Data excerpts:
· · · ·
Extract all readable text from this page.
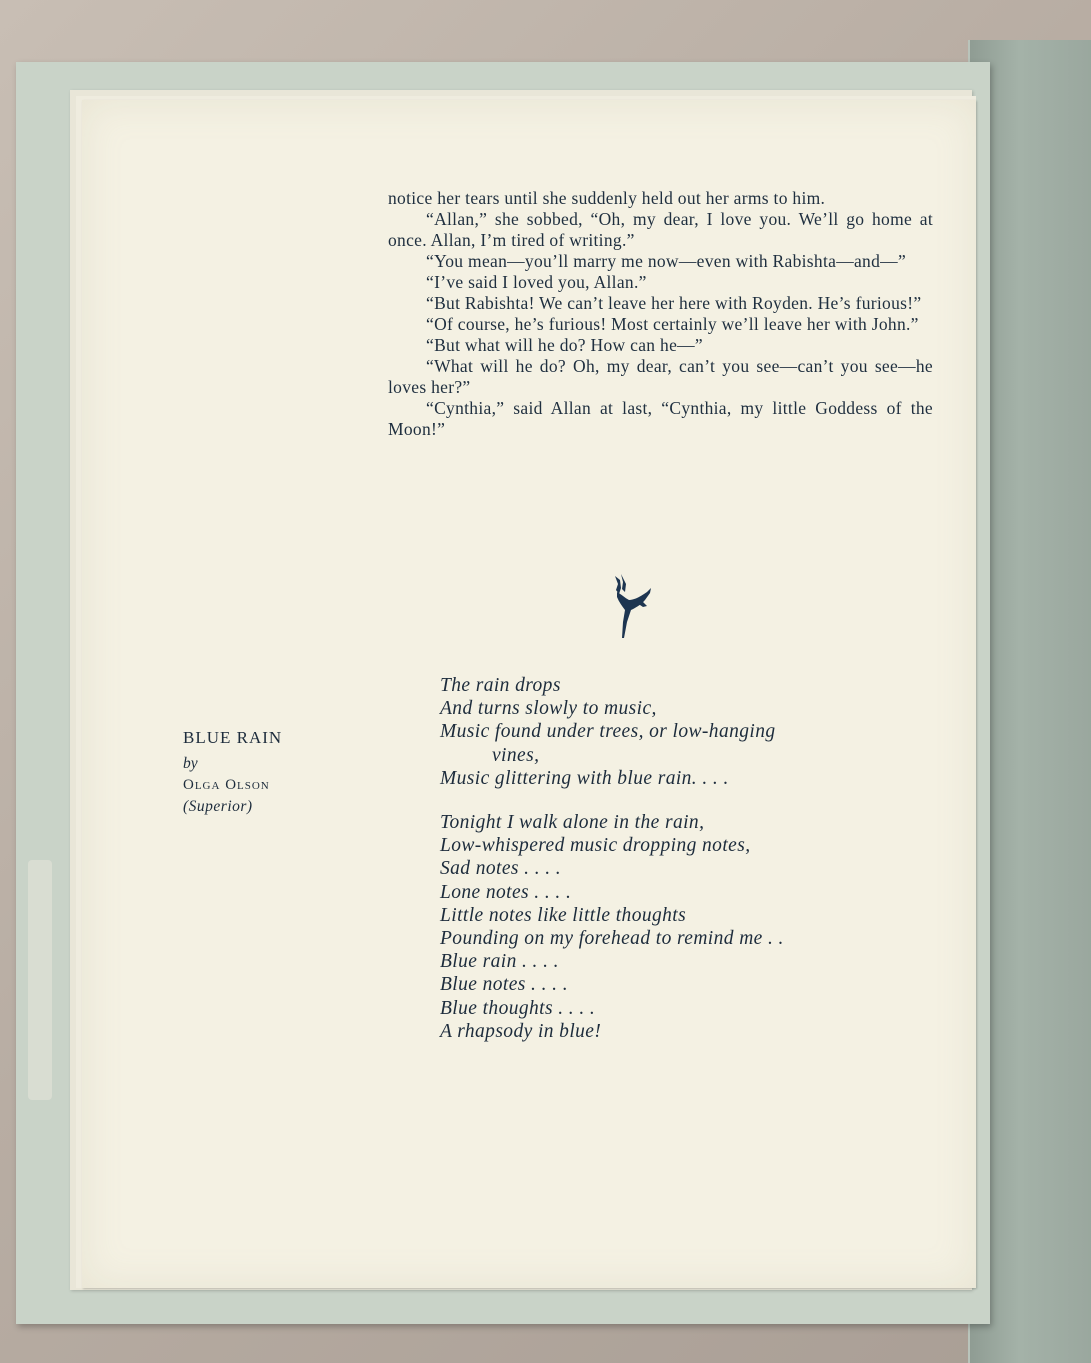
notice her tears until she suddenly held out her arms to him.

“Allan,” she sobbed, “Oh, my dear, I love you. We’ll go home at once. Allan, I’m tired of writing.”

“You mean—you’ll marry me now—even with Rabishta—and—”

“I’ve said I loved you, Allan.”

“But Rabishta! We can’t leave her here with Royden. He’s furious!”

“Of course, he’s furious! Most certainly we’ll leave her with John.”

“But what will he do? How can he—”

“What will he do? Oh, my dear, can’t you see—can’t you see—he loves her?”

“Cynthia,” said Allan at last, “Cynthia, my little Goddess of the Moon!”

BLUE RAIN
by
Olga Olson
(Superior)
The rain drops
And turns slowly to music,
Music found under trees, or low-hanging
vines,
Music glittering with blue rain. . . .
Tonight I walk alone in the rain,
Low-whispered music dropping notes,
Sad notes . . . .
Lone notes . . . .
Little notes like little thoughts
Pounding on my forehead to remind me . .
Blue rain . . . .
Blue notes . . . .
Blue thoughts . . . .
A rhapsody in blue!
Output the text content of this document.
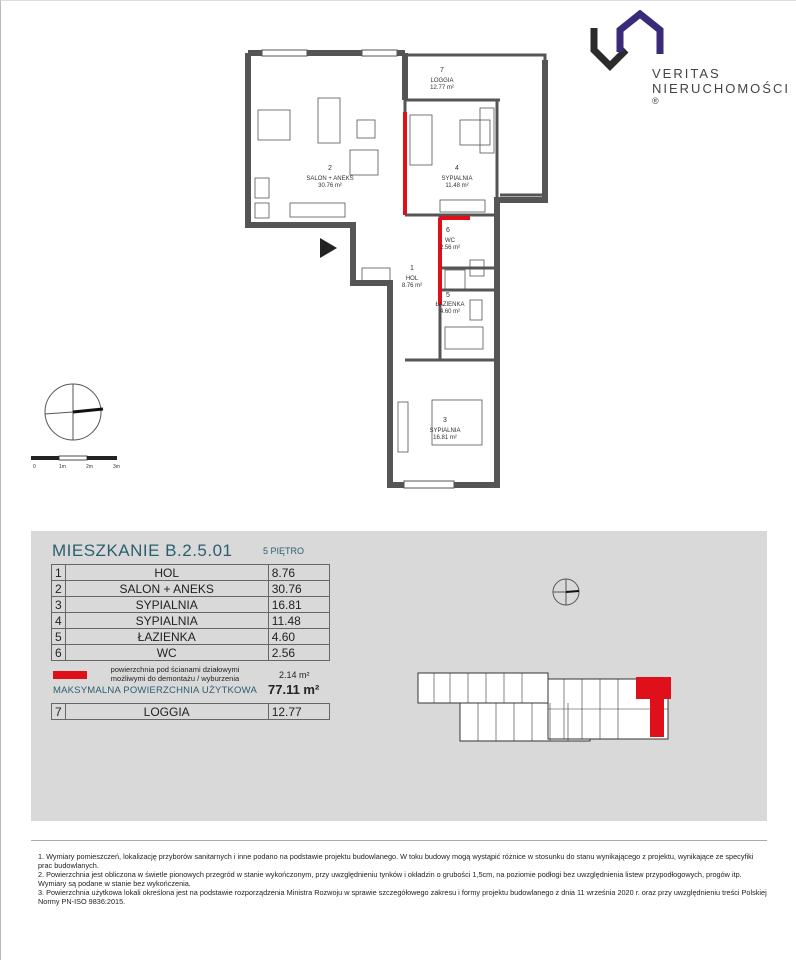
7
LOGGIA
12.77 m²
2
SALON + ANEKS
30.76 m²
4
SYPIALNIA
11.48 m²
6
WC
2.56 m²
1
HOL
8.76 m²
5
ŁAZIENKA
4.60 m²
3
SYPIALNIA
16.81 m²
0	1m	2m	3m
VERITAS
NIERUCHOMOŚCI ®
MIESZKANIE B.2.5.01	5 PIĘTRO
1	HOL	8.76
2	SALON + ANEKS	30.76
3	SYPIALNIA	16.81
4	SYPIALNIA	11.48
5	ŁAZIENKA	4.60
6	WC	2.56
powierzchnia pod ścianami działowymi
możliwymi do demontażu / wyburzenia	2.14 m²
MAKSYMALNA POWIERZCHNIA UŻYTKOWA 77.11 m²
7	LOGGIA	12.77

1. Wymiary pomieszczeń, lokalizację przyborów sanitarnych i inne podano na podstawie projektu budowlanego. W toku budowy mogą wystąpić różnice w stosunku do stanu wynikającego z projektu, wynikające ze specyfiki prac budowlanych.

2. Powierzchnia jest obliczona w świetle pionowych przegród w stanie wykończonym, przy uwzględnieniu tynków i okładzin o grubości 1,5cm, na poziomie podłogi bez uwzględnienia listew przypodłogowych, progów itp. Wymiary są podane w stanie bez wykończenia.

3. Powierzchnia użytkowa lokali określona jest na podstawie rozporządzenia Ministra Rozwoju w sprawie szczegółowego zakresu i formy projektu budowlanego z dnia 11 września 2020 r. oraz przy uwzględnieniu treści Polskiej Normy PN-ISO 9836:2015.
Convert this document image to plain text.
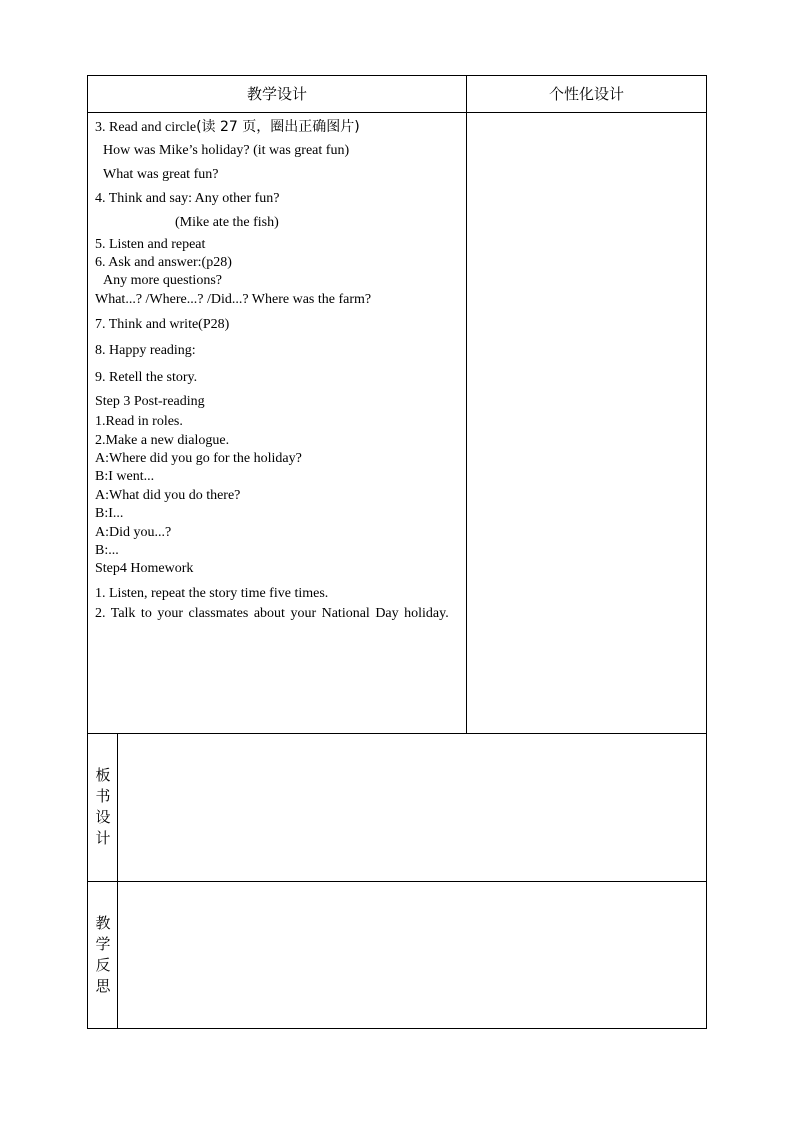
教学设计	个性化设计
3. Read and circle(读 27 页，圈出正确图片)
How was Mike’s holiday? (it was great fun)
What was great fun?
4. Think and say: Any other fun?
(Mike ate the fish)
5. Listen and repeat
6. Ask and answer:(p28)
Any more questions?
What...? /Where...? /Did...? Where was the farm?
7. Think and write(P28)
8. Happy reading:
9. Retell the story.
Step 3 Post-reading
1.Read in roles.
2.Make a new dialogue.
A:Where did you go for the holiday?
B:I went...
A:What did you do there?
B:I...
A:Did you...?
B:...
Step4 Homework
1. Listen, repeat the story time five times.
2. Talk to your classmates about your National Day holiday.
板
书
设
计
教
学
反
思
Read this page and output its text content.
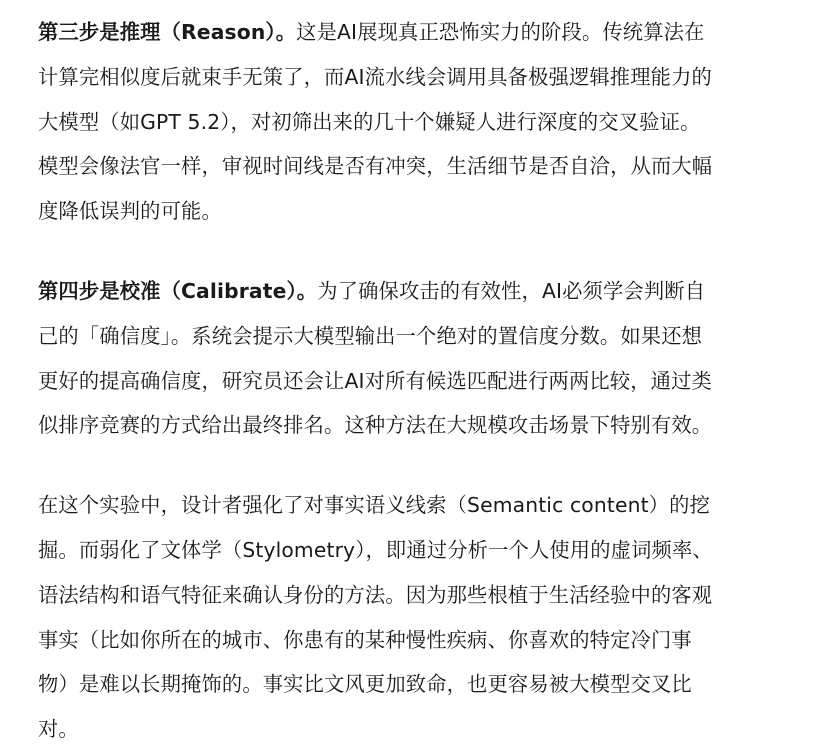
第三步是推理（Reason）。这是AI展现真正恐怖实力的阶段。传统算法在
计算完相似度后就束手无策了，而AI流水线会调用具备极强逻辑推理能力的
大模型（如GPT 5.2），对初筛出来的几十个嫌疑人进行深度的交叉验证。
模型会像法官一样，审视时间线是否有冲突，生活细节是否自洽，从而大幅
度降低误判的可能。

第四步是校准（Calibrate）。为了确保攻击的有效性，AI必须学会判断自
己的「确信度」。系统会提示大模型输出一个绝对的置信度分数。如果还想
更好的提高确信度，研究员还会让AI对所有候选匹配进行两两比较，通过类
似排序竞赛的方式给出最终排名。这种方法在大规模攻击场景下特别有效。

在这个实验中，设计者强化了对事实语义线索（Semantic content）的挖
掘。而弱化了文体学（Stylometry），即通过分析一个人使用的虚词频率、
语法结构和语气特征来确认身份的方法。因为那些根植于生活经验中的客观
事实（比如你所在的城市、你患有的某种慢性疾病、你喜欢的特定冷门事
物）是难以长期掩饰的。事实比文风更加致命，也更容易被大模型交叉比
对。
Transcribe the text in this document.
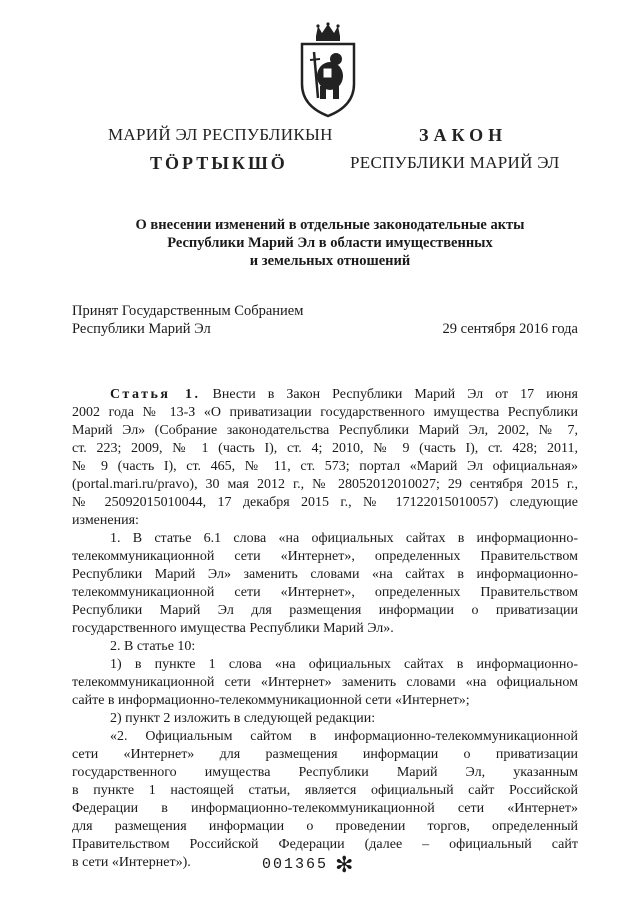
МАРИЙ ЭЛ РЕСПУБЛИКЫН
ТӦРТЫКШӦ
ЗАКОН
РЕСПУБЛИКИ МАРИЙ ЭЛ
О внесении изменений в отдельные законодательные акты
Республики Марий Эл в области имущественных
и земельных отношений
Принят Государственным Собранием
Республики Марий Эл	29 сентября 2016 года
Статья 1. Внести в Закон Республики Марий Эл от 17 июня
2002 года № 13-З «О приватизации государственного имущества Республики
Марий Эл» (Собрание законодательства Республики Марий Эл, 2002, № 7,
ст. 223; 2009, № 1 (часть I), ст. 4; 2010, № 9 (часть I), ст. 428; 2011,
№ 9 (часть I), ст. 465, № 11, ст. 573; портал «Марий Эл официальная»
(portal.mari.ru/pravo), 30 мая 2012 г., № 28052012010027; 29 сентября 2015 г.,
№ 25092015010044, 17 декабря 2015 г., № 17122015010057) следующие
изменения:
1. В статье 6.1 слова «на официальных сайтах в информационно-
телекоммуникационной сети «Интернет», определенных Правительством
Республики Марий Эл» заменить словами «на сайтах в информационно-
телекоммуникационной сети «Интернет», определенных Правительством
Республики Марий Эл для размещения информации о приватизации
государственного имущества Республики Марий Эл».
2. В статье 10:
1) в пункте 1 слова «на официальных сайтах в информационно-
телекоммуникационной сети «Интернет» заменить словами «на официальном
сайте в информационно-телекоммуникационной сети «Интернет»;
2) пункт 2 изложить в следующей редакции:
«2. Официальным сайтом в информационно-телекоммуникационной
сети «Интернет» для размещения информации о приватизации
государственного имущества Республики Марий Эл, указанным
в пункте 1 настоящей статьи, является официальный сайт Российской
Федерации в информационно-телекоммуникационной сети «Интернет»
для размещения информации о проведении торгов, определенный
Правительством Российской Федерации (далее – официальный сайт
в сети «Интернет»).	001365 ✻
· · · ·
» **Exercise details**:
Of the lines above, how many include the word "сентября"? Reply with the number only.

» **Result below**:
2